Задание - Опираясь на документ, объясните в одном–трех предложениях, почему в аспирантуру решено было не поступать.

Документ -
:::

Что же касается аспирантуры, то у меня всегда было очень плохо со здоровьем, как раз в описанный период я вовсе чуть не отошел в мир иной, и на то, чтобы поступать в аспирантуру, у меня не было ни сил, ни, правду сказать, желания. У меня совсем не тот склад ума, который подходит для того, чтобы заниматься научной деятельностью, скажем, я совершенно не в состоянии запоминать информацию, которая не вызывает у меня интереса, но по каким-то причинам ее нужно запомнить. Из меня бы получился очень плохой ученый, я думаю. А художник имеет право быть пристрастным — да, пожалуй что, и обязан.

— Вы жили в Переславле-Залесском, как вы ощущали себя в населенном пункте, где здания ненамного выше человека?

— Про Переславль я в то время много написал разной прозы, нередко довольно мрачной. Это действительно очень красивый город, но очень обособленный, кажется, они даже как-то откупились, чтобы туда не проводили железнодорожные пути, там только узкоколейка, по которой можно ездить на дрезине туда-сюда. Меня пугала мысль о том, чтобы там остаться, — я и так человек довольно аутичный, мне казалось, что в таком вот аутичном городке можно застрять на всю жизнь, превратиться в какую-то такую местную достопримечательность, а я все же тогда был довольно молодым человеком, несмотря на плохое здоровье, имел определенные амбиции, с одной стороны, с другой — потребность в пище для ума, с которой, по правде говоря, в Переславле было негусто. Хотя я знаю как минимум двух молодых поэтов, и хороших, которые приехали из Переславля в Москву, а на момент моего там пребывания как раз заканчивали школу.

Проблемы гендера в моей собственной жизни и творчестве меня совсем никак не затрагивают. Мне кажется, это очень скучно — представлять себя мужчиной или женщиной.

— Есть ли авторы, явления, предметы внешнего мира, перед которыми вы испытываете трепет и/или можете назвать своими учителями/противниками?

:::

Перечень материалов -

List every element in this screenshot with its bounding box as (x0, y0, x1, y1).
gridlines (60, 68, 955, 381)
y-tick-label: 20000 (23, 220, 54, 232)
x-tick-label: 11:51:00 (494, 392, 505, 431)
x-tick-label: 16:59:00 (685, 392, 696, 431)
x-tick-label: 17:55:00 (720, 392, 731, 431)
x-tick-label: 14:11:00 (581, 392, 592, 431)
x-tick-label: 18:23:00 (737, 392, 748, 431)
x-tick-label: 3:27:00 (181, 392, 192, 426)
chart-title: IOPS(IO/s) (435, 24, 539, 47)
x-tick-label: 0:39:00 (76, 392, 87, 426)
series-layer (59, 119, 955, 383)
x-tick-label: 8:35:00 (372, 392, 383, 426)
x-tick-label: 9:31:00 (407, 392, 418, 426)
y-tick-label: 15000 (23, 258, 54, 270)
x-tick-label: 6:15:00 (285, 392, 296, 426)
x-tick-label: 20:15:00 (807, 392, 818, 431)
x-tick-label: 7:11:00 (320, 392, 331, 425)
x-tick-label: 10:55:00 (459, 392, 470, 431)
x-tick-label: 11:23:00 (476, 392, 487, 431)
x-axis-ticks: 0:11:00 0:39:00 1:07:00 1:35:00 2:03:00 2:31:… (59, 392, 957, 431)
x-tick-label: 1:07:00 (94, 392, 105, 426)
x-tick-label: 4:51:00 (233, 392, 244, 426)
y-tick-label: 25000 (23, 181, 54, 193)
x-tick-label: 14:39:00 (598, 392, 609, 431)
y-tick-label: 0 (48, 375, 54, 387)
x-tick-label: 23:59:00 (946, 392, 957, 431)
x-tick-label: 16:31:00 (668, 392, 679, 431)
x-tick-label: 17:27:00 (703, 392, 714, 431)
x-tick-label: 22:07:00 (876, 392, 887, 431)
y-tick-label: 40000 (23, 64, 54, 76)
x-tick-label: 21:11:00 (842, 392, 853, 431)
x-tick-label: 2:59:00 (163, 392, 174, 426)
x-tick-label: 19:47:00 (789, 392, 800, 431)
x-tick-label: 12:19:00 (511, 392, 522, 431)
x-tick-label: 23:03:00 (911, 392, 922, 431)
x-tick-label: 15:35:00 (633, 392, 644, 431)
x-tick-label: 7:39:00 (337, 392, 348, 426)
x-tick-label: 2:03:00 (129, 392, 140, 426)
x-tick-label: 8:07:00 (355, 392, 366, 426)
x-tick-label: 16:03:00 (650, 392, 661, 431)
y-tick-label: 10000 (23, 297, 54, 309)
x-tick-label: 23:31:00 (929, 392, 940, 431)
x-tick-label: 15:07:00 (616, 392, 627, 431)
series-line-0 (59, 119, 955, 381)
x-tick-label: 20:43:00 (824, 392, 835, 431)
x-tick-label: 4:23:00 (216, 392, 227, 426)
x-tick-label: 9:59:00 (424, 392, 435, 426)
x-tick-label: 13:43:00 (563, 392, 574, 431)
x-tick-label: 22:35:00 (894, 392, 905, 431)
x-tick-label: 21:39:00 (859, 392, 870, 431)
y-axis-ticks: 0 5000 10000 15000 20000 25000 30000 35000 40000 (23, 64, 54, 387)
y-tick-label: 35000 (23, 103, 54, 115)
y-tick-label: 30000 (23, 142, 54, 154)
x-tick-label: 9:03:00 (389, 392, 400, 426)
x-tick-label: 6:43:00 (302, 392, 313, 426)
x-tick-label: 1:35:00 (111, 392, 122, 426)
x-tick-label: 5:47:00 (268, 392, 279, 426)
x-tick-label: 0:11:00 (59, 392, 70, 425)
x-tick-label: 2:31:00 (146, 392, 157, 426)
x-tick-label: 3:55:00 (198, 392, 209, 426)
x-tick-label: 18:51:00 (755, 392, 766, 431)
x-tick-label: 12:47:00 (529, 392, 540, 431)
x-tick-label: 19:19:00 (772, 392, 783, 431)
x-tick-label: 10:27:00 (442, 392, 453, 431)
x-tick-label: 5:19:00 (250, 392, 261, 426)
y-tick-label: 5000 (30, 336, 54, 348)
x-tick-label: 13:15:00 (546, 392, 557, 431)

:::

Ответ - Здоровье было очень плохим, и на поступление не хватало ни сил, ни желания. Кроме того, склад ума не подходит для научной деятельности: не удается запоминать неинтересную, но необходимую информацию. Поэтому, по собственной оценке, ученый получился бы очень плохой.